CONSIGNAS:
A. Pasá al inglés esta oración del texto sobre el verano en Tucumán: "Camino por el parque y los árboles gotean: no llueve."
B. Según el texto sobre el verano en Tucumán, ¿qué insecto provoca que los árboles goteen?

FRAGMENTO DEL TEXTO:
• • • •

Por Verónica Juliano |
—Sobre la mesa —prosiguió—, entre mis peinetas y mis horquillas, había un alfiler de oro con una turquesa. Lo tomé y atravesé con dificultad el cuerpo resistente de la mariposa —ahora cuando recuerdo aquel momento me estremezco como si hubiera oído una pequeña voz quejándose en el cuerpo oscuro del insecto.
Silvina Ocampo
Alguna vez se termina el verano en Tucumán. Aunque su intensidad jamás se retira del todo. Quienes pulsamos desde aquí sabemos que no existe desnudez capaz de mitigar tanta espesura. Ni siquiera la-piel-debajo-de-la-piel se escapa del agobio: adentro y afuera, como reza el principio hermético de correspondencia, es igual. Me encanta este momento del relato “La isla de las locas” de Luchi García Barraza que captura, en los espasmos del cuerpo, esta sofocación: Estiro la pierna para abarcar la parte fresca de la cama. Me salgo de la sábana, aunque prefiero no destaparme. El ventilador se destartala con cada movimiento; su sombra me parece un reptil que jadea. El aliento espeso y caliente que escupe, al menos reduce mi transpiración. Doy vuelta la almohada para usar la parte fría, hasta que esta se calienta, y entonces la giro de nuevo repitiendo al menos tres veces la acción.
Un verano cualquiera el municipio instala microaspersores en las pérgolas de la peatonal. Un vaporizador para combatir el vapor: quizás Tucumán sea uno de esos videojuegos de combate que intentamos jugar pero que jamás llegamos a comprender y, por ello, elegimos el arma menos eficiente movidos por una vocación de absurdo que no nos abandona ni abandonamos. ¿Qué hay en la pantalla siguiente? Un programador se nos ríe a carcajadas mientras la vida se nos gasta y al final, todos maltrechos, corroboramos que no hay premio sino game over.
Necesito que me expliquen la persistencia de la gota. Quizás, alguien proveniente de la física o de la poesía que son, a fin de cuentas, lenguajes hermanos. Camino por el parque y los árboles gotean: no llueve. Quizás lloran o se vengan de la especie escupiendo a cada transeúnte. Rectifico mis hipótesis cuando leo que, en realidad, ese fenómeno es producido por un insecto llamado chicharrita de la espuma que, en su estado ninfal, se alimenta de la savia de los árboles. Recuerdo un cuento de El país del humo de Sara Gallardo en el que una rata tuerta y desdentada, al desplazarse por el tendido aéreo del cable, provoca el desprendimiento de las florecitas de los árboles en forma de lluvia. Insospechados seres generan belleza en forma de secreción y de huella.

• • • •

DATOS PROPORCIONADOS:
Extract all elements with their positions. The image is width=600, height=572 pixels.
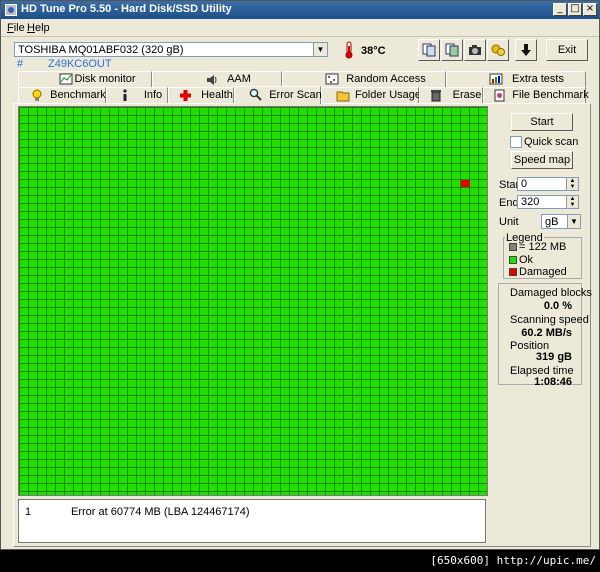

• • • •

RESULTADOS DEL EJERCICIO:
A. I walk through the park and the trees drip: it isn't raining.

B. La chicharrita de la espuma, que en su estado ninfal se alimenta de la savia de los árboles.